• **Instruction**
Copy each line in which the string "Modify" occurs.

• **Records**
::::
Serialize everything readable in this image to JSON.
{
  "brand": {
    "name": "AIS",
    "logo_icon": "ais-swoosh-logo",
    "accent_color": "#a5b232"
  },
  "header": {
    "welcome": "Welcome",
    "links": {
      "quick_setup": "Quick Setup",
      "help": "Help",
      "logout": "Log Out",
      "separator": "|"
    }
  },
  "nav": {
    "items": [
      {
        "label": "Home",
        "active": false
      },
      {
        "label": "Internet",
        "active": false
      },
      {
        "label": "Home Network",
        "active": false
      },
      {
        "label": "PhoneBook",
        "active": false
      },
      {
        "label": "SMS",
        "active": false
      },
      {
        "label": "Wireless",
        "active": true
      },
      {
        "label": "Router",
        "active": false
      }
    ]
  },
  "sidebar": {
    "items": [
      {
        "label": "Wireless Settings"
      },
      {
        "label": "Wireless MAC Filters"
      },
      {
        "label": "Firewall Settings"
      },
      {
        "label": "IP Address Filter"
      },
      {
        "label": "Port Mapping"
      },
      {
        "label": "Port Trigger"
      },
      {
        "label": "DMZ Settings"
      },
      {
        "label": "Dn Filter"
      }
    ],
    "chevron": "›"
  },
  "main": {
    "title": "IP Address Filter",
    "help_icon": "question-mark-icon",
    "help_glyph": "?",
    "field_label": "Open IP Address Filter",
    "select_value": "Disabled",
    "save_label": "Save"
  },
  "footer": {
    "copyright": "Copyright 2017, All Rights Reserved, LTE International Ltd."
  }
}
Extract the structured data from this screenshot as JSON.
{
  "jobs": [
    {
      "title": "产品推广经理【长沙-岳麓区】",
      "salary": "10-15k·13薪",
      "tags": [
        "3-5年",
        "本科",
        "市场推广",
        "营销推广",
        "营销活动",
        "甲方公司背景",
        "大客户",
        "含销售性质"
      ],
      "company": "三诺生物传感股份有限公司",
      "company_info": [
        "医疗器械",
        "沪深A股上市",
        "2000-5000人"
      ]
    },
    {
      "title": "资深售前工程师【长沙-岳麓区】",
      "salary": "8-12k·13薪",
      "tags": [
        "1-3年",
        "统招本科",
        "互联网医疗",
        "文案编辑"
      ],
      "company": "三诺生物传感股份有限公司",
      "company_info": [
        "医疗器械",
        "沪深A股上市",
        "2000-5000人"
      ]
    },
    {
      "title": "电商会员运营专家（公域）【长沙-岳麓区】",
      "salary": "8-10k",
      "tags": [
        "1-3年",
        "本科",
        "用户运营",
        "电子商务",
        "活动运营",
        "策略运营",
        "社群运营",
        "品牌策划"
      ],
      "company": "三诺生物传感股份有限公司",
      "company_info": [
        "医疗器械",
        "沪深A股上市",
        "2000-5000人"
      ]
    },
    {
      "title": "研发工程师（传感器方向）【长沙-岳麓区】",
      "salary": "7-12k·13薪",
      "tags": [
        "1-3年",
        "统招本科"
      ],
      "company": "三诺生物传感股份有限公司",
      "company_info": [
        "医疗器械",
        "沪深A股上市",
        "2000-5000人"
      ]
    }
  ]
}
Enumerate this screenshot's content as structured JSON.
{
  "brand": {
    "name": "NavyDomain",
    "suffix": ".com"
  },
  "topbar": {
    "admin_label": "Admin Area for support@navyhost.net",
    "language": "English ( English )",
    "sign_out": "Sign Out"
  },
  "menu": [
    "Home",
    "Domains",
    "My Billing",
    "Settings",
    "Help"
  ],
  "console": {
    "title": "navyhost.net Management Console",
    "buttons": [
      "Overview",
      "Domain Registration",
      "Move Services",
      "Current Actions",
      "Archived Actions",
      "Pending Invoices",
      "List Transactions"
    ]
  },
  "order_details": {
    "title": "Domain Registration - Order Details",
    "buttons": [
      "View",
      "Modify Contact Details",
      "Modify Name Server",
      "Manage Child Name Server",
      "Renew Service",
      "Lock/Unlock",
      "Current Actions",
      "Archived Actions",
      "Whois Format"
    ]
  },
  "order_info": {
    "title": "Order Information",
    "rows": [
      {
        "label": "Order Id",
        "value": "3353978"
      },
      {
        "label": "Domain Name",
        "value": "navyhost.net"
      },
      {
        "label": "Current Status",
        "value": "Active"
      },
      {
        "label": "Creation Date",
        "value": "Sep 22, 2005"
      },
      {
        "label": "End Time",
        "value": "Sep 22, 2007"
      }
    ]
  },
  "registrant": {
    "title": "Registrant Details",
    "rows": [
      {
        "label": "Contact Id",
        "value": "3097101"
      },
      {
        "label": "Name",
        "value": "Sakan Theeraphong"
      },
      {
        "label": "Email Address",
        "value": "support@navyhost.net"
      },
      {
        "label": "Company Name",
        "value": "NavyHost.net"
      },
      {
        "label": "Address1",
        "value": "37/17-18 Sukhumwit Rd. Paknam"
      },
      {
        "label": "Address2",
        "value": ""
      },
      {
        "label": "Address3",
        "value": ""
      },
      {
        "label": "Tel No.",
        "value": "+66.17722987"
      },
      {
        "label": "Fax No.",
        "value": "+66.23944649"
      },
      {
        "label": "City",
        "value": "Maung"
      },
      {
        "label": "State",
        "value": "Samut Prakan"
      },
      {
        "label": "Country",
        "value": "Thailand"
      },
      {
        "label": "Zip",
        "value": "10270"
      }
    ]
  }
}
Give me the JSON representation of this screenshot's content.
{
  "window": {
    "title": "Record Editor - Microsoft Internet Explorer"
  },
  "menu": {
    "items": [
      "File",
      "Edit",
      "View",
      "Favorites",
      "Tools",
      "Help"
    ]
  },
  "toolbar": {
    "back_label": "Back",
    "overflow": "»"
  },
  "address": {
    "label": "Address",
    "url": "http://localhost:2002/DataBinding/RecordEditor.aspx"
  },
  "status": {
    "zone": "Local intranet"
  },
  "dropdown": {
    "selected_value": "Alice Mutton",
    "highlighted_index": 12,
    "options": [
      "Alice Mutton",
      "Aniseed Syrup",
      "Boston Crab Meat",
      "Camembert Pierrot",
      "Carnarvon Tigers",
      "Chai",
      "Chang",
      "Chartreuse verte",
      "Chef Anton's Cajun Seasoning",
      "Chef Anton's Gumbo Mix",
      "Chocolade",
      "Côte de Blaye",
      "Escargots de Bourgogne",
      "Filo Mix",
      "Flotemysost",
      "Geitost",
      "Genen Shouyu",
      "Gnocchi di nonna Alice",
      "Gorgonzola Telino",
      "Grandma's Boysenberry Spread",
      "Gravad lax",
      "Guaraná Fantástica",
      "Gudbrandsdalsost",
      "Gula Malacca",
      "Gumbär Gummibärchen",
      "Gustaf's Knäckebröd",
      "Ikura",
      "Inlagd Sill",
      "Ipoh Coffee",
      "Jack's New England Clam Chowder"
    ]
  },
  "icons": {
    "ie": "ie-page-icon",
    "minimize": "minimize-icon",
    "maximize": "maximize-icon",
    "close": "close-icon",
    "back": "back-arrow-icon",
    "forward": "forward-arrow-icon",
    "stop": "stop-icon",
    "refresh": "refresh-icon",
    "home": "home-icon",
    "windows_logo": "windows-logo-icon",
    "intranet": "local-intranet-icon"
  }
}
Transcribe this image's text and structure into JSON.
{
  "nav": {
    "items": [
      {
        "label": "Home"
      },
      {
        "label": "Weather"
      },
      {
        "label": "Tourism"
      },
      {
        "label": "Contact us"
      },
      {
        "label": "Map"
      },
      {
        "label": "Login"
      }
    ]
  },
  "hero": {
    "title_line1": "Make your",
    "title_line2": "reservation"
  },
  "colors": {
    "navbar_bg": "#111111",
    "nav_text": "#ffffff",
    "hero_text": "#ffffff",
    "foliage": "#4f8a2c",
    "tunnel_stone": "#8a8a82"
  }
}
::::
• **Completed task**
      "Modify Contact Details",
      "Modify Name Server",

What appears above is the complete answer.